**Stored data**
────────
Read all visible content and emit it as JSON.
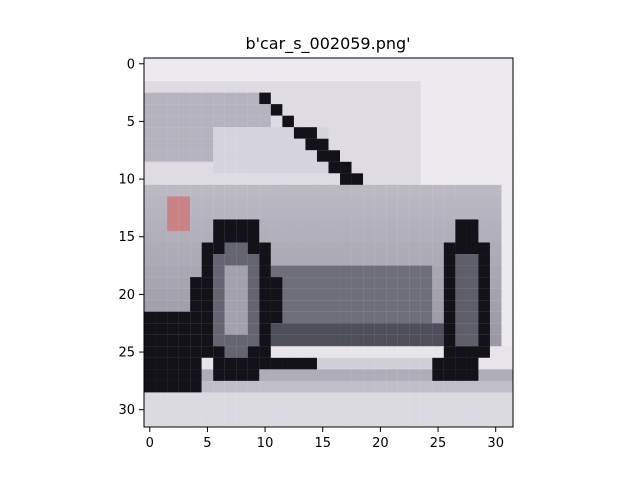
{
  "figure": {
    "title": "b'car_s_002059.png'",
    "background": "#ffffff",
    "axes_color": "#000000"
  },
  "image": {
    "description_type": "pixelated car image",
    "grid_size": 32,
    "x_ticks": [
      "0",
      "5",
      "10",
      "15",
      "20",
      "25",
      "30"
    ],
    "y_ticks": [
      "0",
      "5",
      "10",
      "15",
      "20",
      "25",
      "30"
    ],
    "palette": {
      "sky": "#ece9ef",
      "body_light": "#c9c7d0",
      "body_mid": "#8f8e99",
      "body_dark": "#4e4f5b",
      "tire": "#121218",
      "tail_light": "#c98386"
    }
  }
}
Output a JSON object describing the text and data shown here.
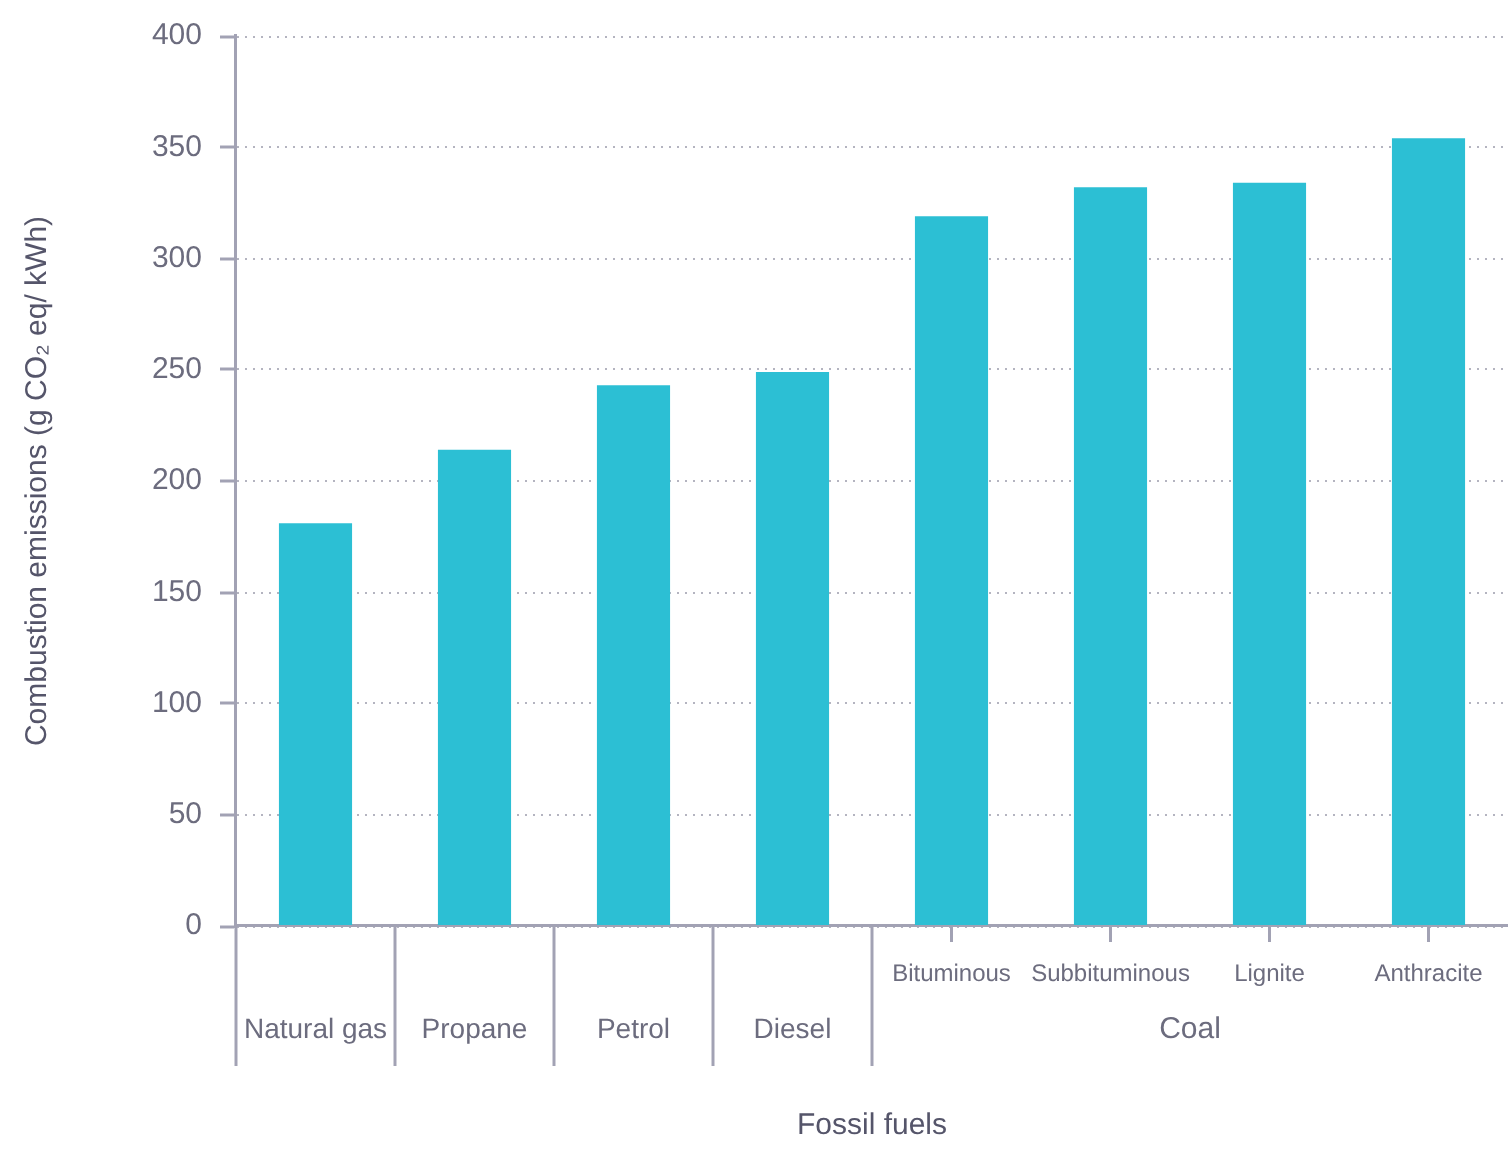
{
  "chart_data": {
    "type": "bar",
    "xlabel": "Fossil fuels",
    "ylabel": "Combustion emissions (g CO₂ eq/ kWh)",
    "categories": [
      "Natural gas",
      "Propane",
      "Petrol",
      "Diesel",
      "Bituminous",
      "Subbituminous",
      "Lignite",
      "Anthracite"
    ],
    "values": [
      181,
      214,
      243,
      249,
      319,
      332,
      334,
      354
    ],
    "color": "#2cbfd4",
    "ylim": [
      0,
      400
    ],
    "yticks": [
      0,
      50,
      100,
      150,
      200,
      250,
      300,
      350,
      400
    ],
    "grid": "y",
    "annotations": [
      "Coal"
    ]
  }
}
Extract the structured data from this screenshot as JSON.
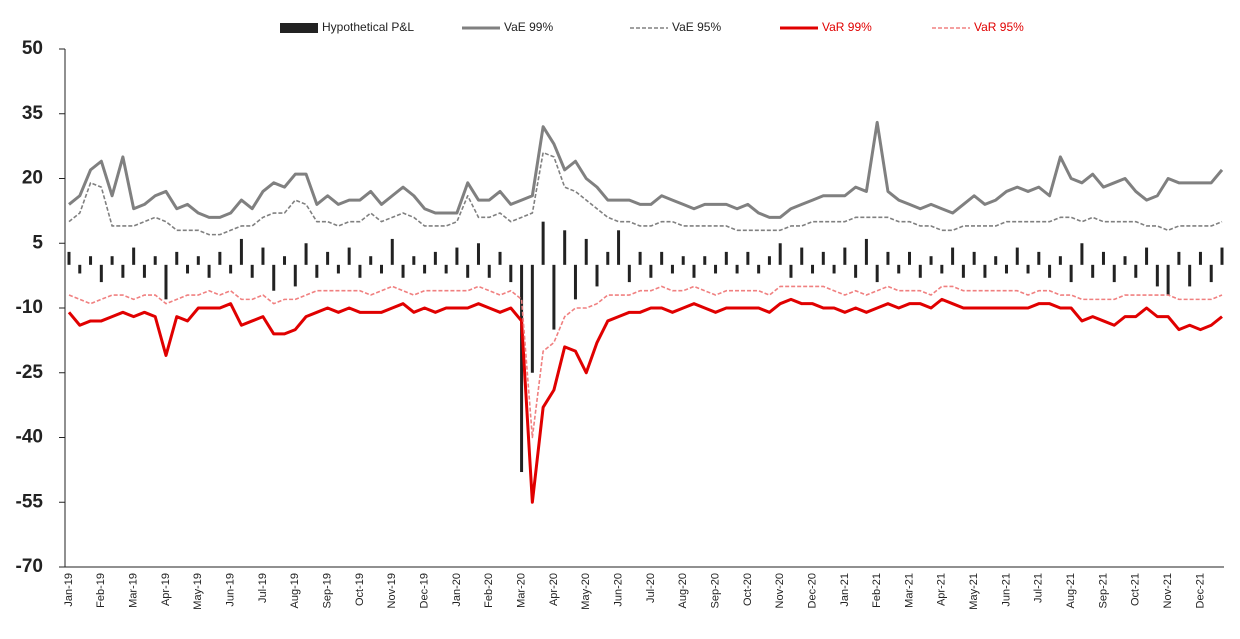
{
  "chart_data": {
    "type": "line",
    "categories": [
      "Jan-19",
      null,
      null,
      "Feb-19",
      null,
      null,
      "Mar-19",
      null,
      null,
      "Apr-19",
      null,
      null,
      "May-19",
      null,
      null,
      "Jun-19",
      null,
      null,
      "Jul-19",
      null,
      null,
      "Aug-19",
      null,
      null,
      "Sep-19",
      null,
      null,
      "Oct-19",
      null,
      null,
      "Nov-19",
      null,
      null,
      "Dec-19",
      null,
      null,
      "Jan-20",
      null,
      null,
      "Feb-20",
      null,
      null,
      "Mar-20",
      null,
      null,
      "Apr-20",
      null,
      null,
      "May-20",
      null,
      null,
      "Jun-20",
      null,
      null,
      "Jul-20",
      null,
      null,
      "Aug-20",
      null,
      null,
      "Sep-20",
      null,
      null,
      "Oct-20",
      null,
      null,
      "Nov-20",
      null,
      null,
      "Dec-20",
      null,
      null,
      "Jan-21",
      null,
      null,
      "Feb-21",
      null,
      null,
      "Mar-21",
      null,
      null,
      "Apr-21",
      null,
      null,
      "May-21",
      null,
      null,
      "Jun-21",
      null,
      null,
      "Jul-21",
      null,
      null,
      "Aug-21",
      null,
      null,
      "Sep-21",
      null,
      null,
      "Oct-21",
      null,
      null,
      "Nov-21",
      null,
      null,
      "Dec-21",
      null,
      null
    ],
    "series": [
      {
        "name": "Hypothetical P&L",
        "type": "bar",
        "color": "#222222",
        "text_color": "#222222",
        "values": [
          3,
          -2,
          2,
          -4,
          2,
          -3,
          4,
          -3,
          2,
          -8,
          3,
          -2,
          2,
          -3,
          3,
          -2,
          6,
          -3,
          4,
          -6,
          2,
          -5,
          5,
          -3,
          3,
          -2,
          4,
          -3,
          2,
          -2,
          6,
          -3,
          2,
          -2,
          3,
          -2,
          4,
          -3,
          5,
          -3,
          3,
          -4,
          -48,
          -25,
          10,
          -15,
          8,
          -8,
          6,
          -5,
          3,
          8,
          -4,
          3,
          -3,
          3,
          -2,
          2,
          -3,
          2,
          -2,
          3,
          -2,
          3,
          -2,
          2,
          5,
          -3,
          4,
          -2,
          3,
          -2,
          4,
          -3,
          6,
          -4,
          3,
          -2,
          3,
          -3,
          2,
          -2,
          4,
          -3,
          3,
          -3,
          2,
          -2,
          4,
          -2,
          3,
          -3,
          2,
          -4,
          5,
          -3,
          3,
          -4,
          2,
          -3,
          4,
          -5,
          -7,
          3,
          -5,
          3,
          -4,
          4
        ]
      },
      {
        "name": "VaE 99%",
        "type": "line",
        "color": "#808080",
        "text_color": "#222222",
        "dashed": false,
        "line_width": 3,
        "values": [
          14,
          16,
          22,
          24,
          16,
          25,
          13,
          14,
          16,
          17,
          13,
          14,
          12,
          11,
          11,
          12,
          15,
          13,
          17,
          19,
          18,
          21,
          21,
          14,
          16,
          14,
          15,
          15,
          17,
          14,
          16,
          18,
          16,
          13,
          12,
          12,
          12,
          19,
          15,
          15,
          17,
          14,
          15,
          16,
          32,
          28,
          22,
          24,
          20,
          18,
          15,
          15,
          15,
          14,
          14,
          16,
          15,
          14,
          13,
          14,
          14,
          14,
          13,
          14,
          12,
          11,
          11,
          13,
          14,
          15,
          16,
          16,
          16,
          18,
          17,
          33,
          17,
          15,
          14,
          13,
          14,
          13,
          12,
          14,
          16,
          14,
          15,
          17,
          18,
          17,
          18,
          16,
          25,
          20,
          19,
          21,
          18,
          19,
          20,
          17,
          15,
          16,
          20,
          19,
          19,
          19,
          19,
          22
        ]
      },
      {
        "name": "VaE 95%",
        "type": "line",
        "color": "#808080",
        "text_color": "#222222",
        "dashed": true,
        "line_width": 1.6,
        "values": [
          10,
          12,
          19,
          18,
          9,
          9,
          9,
          10,
          11,
          10,
          8,
          8,
          8,
          7,
          7,
          8,
          9,
          9,
          11,
          12,
          12,
          15,
          14,
          10,
          10,
          9,
          10,
          10,
          12,
          10,
          11,
          12,
          11,
          9,
          9,
          9,
          10,
          16,
          11,
          11,
          12,
          10,
          11,
          12,
          26,
          25,
          18,
          17,
          15,
          13,
          11,
          10,
          10,
          9,
          9,
          10,
          10,
          9,
          9,
          9,
          9,
          9,
          8,
          8,
          8,
          8,
          8,
          9,
          9,
          10,
          10,
          10,
          10,
          11,
          11,
          11,
          11,
          10,
          10,
          9,
          9,
          8,
          8,
          9,
          9,
          9,
          9,
          10,
          10,
          10,
          10,
          10,
          11,
          11,
          10,
          11,
          10,
          10,
          10,
          10,
          9,
          9,
          8,
          9,
          9,
          9,
          9,
          10
        ]
      },
      {
        "name": "VaR 99%",
        "type": "line",
        "color": "#e00000",
        "text_color": "#e00000",
        "dashed": false,
        "line_width": 3,
        "values": [
          -11,
          -14,
          -13,
          -13,
          -12,
          -11,
          -12,
          -11,
          -12,
          -21,
          -12,
          -13,
          -10,
          -10,
          -10,
          -9,
          -14,
          -13,
          -12,
          -16,
          -16,
          -15,
          -12,
          -11,
          -10,
          -11,
          -10,
          -11,
          -11,
          -11,
          -10,
          -9,
          -11,
          -10,
          -11,
          -10,
          -10,
          -10,
          -9,
          -10,
          -11,
          -10,
          -13,
          -55,
          -33,
          -29,
          -19,
          -20,
          -25,
          -18,
          -13,
          -12,
          -11,
          -11,
          -10,
          -10,
          -11,
          -10,
          -9,
          -10,
          -11,
          -10,
          -10,
          -10,
          -10,
          -11,
          -9,
          -8,
          -9,
          -9,
          -10,
          -10,
          -11,
          -10,
          -11,
          -10,
          -9,
          -10,
          -9,
          -9,
          -10,
          -8,
          -9,
          -10,
          -10,
          -10,
          -10,
          -10,
          -10,
          -10,
          -9,
          -9,
          -10,
          -10,
          -13,
          -12,
          -13,
          -14,
          -12,
          -12,
          -10,
          -12,
          -12,
          -15,
          -14,
          -15,
          -14,
          -12
        ]
      },
      {
        "name": "VaR 95%",
        "type": "line",
        "color": "#f08080",
        "text_color": "#e00000",
        "dashed": true,
        "line_width": 1.6,
        "values": [
          -7,
          -8,
          -9,
          -8,
          -7,
          -7,
          -8,
          -7,
          -7,
          -9,
          -8,
          -7,
          -7,
          -6,
          -7,
          -6,
          -8,
          -8,
          -7,
          -9,
          -8,
          -8,
          -7,
          -6,
          -6,
          -6,
          -6,
          -6,
          -7,
          -6,
          -5,
          -6,
          -7,
          -6,
          -6,
          -6,
          -6,
          -6,
          -5,
          -6,
          -7,
          -6,
          -8,
          -40,
          -20,
          -18,
          -12,
          -10,
          -10,
          -9,
          -7,
          -7,
          -7,
          -6,
          -6,
          -5,
          -6,
          -6,
          -5,
          -6,
          -7,
          -6,
          -6,
          -6,
          -6,
          -7,
          -5,
          -5,
          -5,
          -5,
          -5,
          -6,
          -7,
          -6,
          -7,
          -6,
          -5,
          -6,
          -6,
          -6,
          -7,
          -5,
          -5,
          -6,
          -6,
          -6,
          -6,
          -6,
          -6,
          -7,
          -6,
          -6,
          -7,
          -7,
          -8,
          -8,
          -8,
          -8,
          -7,
          -7,
          -7,
          -7,
          -7,
          -8,
          -8,
          -8,
          -8,
          -7
        ]
      }
    ],
    "ylim": [
      -70,
      50
    ],
    "yticks": [
      -70,
      -55,
      -40,
      -25,
      -10,
      5,
      20,
      35,
      50
    ],
    "legend": "top"
  }
}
────────
**Short problem**
Scan the material above. Return every line containing the string "JSON".

**Final result**
Read all visible content and emit it as JSON.
Output a JSON object describing the text and data shown here.
Extract the structured data from this screenshot as JSON.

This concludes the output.